## PROBLEM DETAILS
Could you copy the material word for word, from its first line through the line that holds "colorbar-tick-label: 265 g/kWh [624, 473, 693, 488]", with both of those lines included?

## RECORDS FOR THE EXERCISE
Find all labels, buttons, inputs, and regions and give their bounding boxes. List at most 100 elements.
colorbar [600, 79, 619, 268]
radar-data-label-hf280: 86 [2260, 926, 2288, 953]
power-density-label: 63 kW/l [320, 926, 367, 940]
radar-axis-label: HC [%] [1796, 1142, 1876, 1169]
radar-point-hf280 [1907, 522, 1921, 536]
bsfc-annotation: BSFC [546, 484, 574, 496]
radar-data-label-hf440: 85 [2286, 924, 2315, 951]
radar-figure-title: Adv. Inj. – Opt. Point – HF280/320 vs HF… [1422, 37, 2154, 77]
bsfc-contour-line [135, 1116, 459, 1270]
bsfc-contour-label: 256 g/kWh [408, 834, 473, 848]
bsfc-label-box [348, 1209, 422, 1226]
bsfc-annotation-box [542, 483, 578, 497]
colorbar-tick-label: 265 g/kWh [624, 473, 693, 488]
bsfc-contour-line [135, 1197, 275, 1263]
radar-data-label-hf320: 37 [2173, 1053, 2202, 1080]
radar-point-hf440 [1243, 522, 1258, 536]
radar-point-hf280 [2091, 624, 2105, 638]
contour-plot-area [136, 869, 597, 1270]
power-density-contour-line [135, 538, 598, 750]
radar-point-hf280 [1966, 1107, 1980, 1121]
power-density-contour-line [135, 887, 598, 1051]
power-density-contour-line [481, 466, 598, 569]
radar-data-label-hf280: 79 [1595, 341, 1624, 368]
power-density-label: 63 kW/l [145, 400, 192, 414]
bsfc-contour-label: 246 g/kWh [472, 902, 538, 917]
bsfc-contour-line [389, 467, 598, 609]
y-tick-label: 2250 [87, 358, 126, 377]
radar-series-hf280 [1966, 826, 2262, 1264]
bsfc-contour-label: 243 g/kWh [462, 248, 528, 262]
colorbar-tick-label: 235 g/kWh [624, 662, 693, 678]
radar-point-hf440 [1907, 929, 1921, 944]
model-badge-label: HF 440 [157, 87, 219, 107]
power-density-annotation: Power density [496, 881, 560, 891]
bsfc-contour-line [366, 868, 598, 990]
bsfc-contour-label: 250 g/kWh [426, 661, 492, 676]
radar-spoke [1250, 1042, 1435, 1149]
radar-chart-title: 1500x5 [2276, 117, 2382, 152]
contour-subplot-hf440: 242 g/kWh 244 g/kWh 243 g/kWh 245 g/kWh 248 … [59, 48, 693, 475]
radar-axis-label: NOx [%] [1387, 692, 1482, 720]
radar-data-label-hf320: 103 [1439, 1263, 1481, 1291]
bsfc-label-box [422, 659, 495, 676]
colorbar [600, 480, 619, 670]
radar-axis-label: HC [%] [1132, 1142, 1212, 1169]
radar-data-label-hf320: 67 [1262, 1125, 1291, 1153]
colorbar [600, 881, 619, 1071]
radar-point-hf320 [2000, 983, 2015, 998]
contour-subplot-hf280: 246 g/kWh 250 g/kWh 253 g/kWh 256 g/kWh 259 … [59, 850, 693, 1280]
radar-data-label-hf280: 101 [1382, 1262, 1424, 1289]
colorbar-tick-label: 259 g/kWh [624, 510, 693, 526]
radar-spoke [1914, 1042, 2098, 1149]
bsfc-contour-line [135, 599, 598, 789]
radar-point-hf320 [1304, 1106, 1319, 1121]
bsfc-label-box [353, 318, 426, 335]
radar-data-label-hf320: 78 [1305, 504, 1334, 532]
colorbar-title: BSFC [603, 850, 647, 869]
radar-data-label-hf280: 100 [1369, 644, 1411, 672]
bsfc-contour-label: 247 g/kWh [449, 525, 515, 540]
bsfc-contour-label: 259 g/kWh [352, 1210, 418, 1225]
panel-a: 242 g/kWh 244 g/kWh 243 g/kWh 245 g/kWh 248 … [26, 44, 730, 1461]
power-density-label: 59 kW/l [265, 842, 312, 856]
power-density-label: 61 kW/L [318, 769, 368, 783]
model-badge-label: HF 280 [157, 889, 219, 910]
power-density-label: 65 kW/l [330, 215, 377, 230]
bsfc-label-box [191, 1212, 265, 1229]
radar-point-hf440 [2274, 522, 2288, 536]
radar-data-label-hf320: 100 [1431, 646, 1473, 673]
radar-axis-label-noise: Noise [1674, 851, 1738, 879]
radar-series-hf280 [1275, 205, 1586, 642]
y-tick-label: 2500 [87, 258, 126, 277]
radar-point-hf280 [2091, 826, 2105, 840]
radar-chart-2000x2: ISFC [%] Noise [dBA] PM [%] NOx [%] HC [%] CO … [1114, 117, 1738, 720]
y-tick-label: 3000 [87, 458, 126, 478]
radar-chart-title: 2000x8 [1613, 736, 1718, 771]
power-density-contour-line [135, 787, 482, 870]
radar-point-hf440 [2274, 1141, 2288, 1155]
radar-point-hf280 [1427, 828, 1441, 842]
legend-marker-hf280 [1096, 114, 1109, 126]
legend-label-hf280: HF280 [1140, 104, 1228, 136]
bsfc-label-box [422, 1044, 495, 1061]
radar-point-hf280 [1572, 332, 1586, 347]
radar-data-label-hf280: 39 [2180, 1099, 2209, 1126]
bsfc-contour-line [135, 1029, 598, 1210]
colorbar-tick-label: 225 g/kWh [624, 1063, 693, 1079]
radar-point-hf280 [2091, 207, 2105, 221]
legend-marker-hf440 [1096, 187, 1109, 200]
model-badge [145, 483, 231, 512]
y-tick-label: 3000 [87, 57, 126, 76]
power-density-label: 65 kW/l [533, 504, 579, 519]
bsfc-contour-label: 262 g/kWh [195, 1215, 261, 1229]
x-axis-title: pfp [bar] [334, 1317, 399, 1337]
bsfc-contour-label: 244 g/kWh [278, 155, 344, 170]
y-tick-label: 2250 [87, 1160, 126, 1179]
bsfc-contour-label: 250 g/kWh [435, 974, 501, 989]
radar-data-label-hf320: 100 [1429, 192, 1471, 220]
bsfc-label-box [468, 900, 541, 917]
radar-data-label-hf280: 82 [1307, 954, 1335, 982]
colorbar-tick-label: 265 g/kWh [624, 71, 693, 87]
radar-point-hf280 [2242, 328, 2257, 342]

## EXERCISE OUTPUT
Find all labels, buttons, inputs, and regions and give their bounding boxes. List at most 100 elements.
colorbar [600, 79, 619, 268]
radar-data-label-hf280: 86 [2260, 926, 2288, 953]
power-density-label: 63 kW/l [320, 926, 367, 940]
radar-axis-label: HC [%] [1796, 1142, 1876, 1169]
radar-point-hf280 [1907, 522, 1921, 536]
bsfc-annotation: BSFC [546, 484, 574, 496]
radar-data-label-hf440: 85 [2286, 924, 2315, 951]
radar-figure-title: Adv. Inj. – Opt. Point – HF280/320 vs HF… [1422, 37, 2154, 77]
bsfc-contour-line [135, 1116, 459, 1270]
bsfc-contour-label: 256 g/kWh [408, 834, 473, 848]
bsfc-label-box [348, 1209, 422, 1226]
bsfc-annotation-box [542, 483, 578, 497]
colorbar-tick-label: 265 g/kWh [624, 473, 693, 488]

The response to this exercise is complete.